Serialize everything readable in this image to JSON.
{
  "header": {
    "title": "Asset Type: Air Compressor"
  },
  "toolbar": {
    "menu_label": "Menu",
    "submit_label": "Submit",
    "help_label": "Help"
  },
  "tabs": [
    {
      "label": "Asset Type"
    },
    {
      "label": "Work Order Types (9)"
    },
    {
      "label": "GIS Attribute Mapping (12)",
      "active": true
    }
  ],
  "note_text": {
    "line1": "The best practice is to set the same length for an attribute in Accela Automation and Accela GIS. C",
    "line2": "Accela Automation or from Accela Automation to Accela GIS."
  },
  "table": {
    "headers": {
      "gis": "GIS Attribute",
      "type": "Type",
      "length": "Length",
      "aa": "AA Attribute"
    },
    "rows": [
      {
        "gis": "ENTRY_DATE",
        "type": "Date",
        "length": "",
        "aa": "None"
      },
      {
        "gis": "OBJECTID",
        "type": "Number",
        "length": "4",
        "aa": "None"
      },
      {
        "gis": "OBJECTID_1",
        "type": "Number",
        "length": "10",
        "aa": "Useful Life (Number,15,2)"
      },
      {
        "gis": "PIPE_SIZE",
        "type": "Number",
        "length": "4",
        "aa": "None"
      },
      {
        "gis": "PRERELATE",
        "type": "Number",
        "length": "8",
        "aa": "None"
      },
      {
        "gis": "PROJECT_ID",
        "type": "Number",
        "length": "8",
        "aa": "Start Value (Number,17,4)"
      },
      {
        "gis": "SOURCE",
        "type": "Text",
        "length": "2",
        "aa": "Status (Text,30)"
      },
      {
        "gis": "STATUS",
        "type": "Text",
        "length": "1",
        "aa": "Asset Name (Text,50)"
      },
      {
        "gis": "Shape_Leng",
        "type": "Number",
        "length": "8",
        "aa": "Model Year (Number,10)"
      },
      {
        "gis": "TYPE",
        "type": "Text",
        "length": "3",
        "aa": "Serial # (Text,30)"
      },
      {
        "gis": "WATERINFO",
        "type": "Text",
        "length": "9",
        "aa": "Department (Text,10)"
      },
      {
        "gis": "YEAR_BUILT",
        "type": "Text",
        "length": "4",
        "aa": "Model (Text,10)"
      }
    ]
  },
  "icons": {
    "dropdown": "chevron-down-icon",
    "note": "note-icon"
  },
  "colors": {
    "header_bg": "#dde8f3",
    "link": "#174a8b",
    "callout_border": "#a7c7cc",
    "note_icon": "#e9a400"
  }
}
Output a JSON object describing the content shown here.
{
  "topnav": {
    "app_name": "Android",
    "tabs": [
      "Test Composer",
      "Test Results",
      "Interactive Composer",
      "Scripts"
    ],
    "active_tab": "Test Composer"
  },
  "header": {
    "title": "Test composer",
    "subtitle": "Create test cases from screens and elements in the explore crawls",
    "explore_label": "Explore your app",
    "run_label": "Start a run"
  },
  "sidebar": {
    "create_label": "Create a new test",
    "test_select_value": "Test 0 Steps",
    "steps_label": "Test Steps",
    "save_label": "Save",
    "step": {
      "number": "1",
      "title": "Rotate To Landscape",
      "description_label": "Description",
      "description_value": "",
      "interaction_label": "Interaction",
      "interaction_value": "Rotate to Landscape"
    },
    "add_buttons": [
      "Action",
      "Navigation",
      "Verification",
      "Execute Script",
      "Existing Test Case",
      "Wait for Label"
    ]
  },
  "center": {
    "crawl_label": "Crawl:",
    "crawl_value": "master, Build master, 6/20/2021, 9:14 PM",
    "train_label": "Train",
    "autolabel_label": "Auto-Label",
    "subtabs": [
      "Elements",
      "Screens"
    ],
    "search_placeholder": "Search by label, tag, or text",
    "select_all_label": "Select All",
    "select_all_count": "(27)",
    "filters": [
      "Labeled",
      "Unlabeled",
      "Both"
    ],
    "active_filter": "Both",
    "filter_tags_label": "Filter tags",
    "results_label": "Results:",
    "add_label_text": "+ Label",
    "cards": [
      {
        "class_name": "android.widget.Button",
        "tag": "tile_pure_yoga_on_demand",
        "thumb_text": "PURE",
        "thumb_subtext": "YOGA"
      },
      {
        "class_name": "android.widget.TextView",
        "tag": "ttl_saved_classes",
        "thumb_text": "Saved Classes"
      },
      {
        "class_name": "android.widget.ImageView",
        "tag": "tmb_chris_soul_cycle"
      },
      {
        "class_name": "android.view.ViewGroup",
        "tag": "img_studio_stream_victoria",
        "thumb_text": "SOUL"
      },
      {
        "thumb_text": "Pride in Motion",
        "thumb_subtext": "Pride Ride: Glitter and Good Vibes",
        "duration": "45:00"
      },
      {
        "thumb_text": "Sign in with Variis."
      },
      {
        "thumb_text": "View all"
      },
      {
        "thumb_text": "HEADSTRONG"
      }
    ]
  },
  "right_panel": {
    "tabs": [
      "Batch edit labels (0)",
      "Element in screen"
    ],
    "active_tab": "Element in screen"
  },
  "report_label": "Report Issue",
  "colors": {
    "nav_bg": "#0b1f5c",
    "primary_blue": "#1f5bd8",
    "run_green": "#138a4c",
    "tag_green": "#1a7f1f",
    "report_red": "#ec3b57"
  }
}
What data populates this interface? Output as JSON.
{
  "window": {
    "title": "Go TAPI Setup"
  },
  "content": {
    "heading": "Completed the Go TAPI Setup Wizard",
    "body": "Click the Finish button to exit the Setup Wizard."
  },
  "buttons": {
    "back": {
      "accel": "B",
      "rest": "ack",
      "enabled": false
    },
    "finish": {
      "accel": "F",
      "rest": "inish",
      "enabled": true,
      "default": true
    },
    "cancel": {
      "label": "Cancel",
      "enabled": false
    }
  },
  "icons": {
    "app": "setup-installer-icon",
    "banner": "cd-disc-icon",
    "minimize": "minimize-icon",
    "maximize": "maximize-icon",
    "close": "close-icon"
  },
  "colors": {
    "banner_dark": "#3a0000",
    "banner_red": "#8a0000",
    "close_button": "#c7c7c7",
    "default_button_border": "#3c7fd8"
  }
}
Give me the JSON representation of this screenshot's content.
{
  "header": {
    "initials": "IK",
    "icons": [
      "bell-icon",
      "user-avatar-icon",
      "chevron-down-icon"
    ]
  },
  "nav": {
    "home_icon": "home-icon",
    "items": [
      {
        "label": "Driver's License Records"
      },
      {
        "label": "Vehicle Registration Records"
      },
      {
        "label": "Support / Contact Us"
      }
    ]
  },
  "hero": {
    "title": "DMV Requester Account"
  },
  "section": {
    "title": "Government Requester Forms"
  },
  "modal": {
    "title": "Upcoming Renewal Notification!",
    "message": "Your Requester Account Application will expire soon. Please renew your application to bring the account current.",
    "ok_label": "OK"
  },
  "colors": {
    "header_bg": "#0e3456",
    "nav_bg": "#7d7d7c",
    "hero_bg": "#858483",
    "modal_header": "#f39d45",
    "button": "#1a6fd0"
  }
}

-- TO DO --
Give only the number of lines in the data that include the string "content".

-- WRITTEN RESPONSE --
3